[start of Source material]

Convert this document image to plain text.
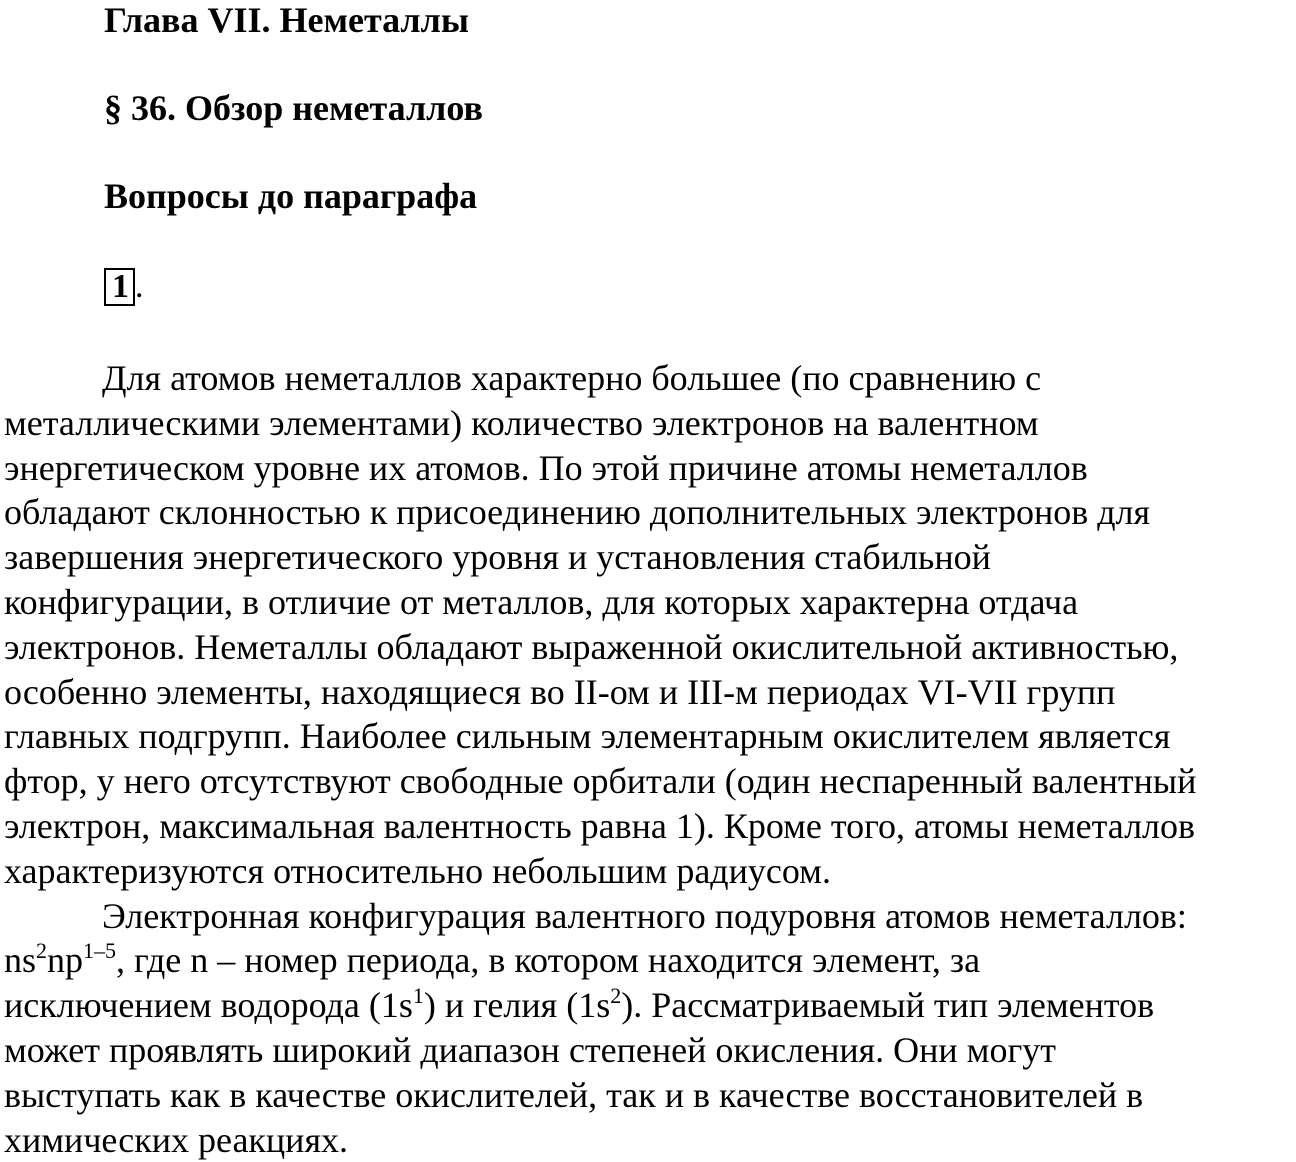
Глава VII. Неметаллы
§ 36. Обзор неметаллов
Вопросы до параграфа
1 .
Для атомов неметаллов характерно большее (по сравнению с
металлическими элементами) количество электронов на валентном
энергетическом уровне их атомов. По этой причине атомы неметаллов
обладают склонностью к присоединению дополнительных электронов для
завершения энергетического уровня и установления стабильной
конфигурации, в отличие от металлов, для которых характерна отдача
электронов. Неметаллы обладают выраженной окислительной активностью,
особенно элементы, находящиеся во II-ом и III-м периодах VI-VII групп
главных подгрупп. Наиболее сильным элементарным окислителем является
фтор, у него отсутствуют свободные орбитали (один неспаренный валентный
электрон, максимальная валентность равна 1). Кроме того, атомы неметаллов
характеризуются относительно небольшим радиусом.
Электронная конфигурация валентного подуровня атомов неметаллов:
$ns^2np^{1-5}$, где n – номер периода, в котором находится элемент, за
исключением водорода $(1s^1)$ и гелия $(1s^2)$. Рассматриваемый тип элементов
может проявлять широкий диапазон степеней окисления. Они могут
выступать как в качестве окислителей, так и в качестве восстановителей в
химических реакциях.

[end of Source material]
[start of Source material]

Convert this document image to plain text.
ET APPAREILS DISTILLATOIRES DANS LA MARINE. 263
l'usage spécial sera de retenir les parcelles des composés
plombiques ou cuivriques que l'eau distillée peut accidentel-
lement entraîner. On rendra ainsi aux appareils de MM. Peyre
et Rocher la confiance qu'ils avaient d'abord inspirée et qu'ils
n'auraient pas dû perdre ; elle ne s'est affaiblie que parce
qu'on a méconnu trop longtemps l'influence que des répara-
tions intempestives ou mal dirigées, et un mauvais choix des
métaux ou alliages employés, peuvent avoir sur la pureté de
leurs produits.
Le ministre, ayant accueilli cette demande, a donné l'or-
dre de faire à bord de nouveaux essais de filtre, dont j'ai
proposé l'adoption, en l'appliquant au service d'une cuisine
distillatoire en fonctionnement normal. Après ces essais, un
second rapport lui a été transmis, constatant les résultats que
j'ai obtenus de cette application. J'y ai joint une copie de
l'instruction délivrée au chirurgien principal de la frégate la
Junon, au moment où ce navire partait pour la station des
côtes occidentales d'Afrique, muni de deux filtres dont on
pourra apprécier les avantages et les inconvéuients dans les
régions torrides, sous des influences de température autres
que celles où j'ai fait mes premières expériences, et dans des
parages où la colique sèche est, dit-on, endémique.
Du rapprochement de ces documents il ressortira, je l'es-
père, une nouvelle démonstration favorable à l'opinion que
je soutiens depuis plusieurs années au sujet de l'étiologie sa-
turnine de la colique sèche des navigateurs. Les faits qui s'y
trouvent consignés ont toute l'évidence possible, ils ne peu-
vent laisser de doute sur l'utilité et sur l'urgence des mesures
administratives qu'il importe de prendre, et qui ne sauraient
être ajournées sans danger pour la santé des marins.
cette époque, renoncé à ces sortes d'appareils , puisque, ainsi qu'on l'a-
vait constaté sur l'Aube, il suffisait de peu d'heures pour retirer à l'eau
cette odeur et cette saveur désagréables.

[end of Source material]

• [The task]: Review the preceding data and report every line that includes the string "dont".

• [Output of the task]:
dre de faire à bord de nouveaux essais de filtre, dont j'ai
côtes occidentales d'Afrique, muni de deux filtres dont on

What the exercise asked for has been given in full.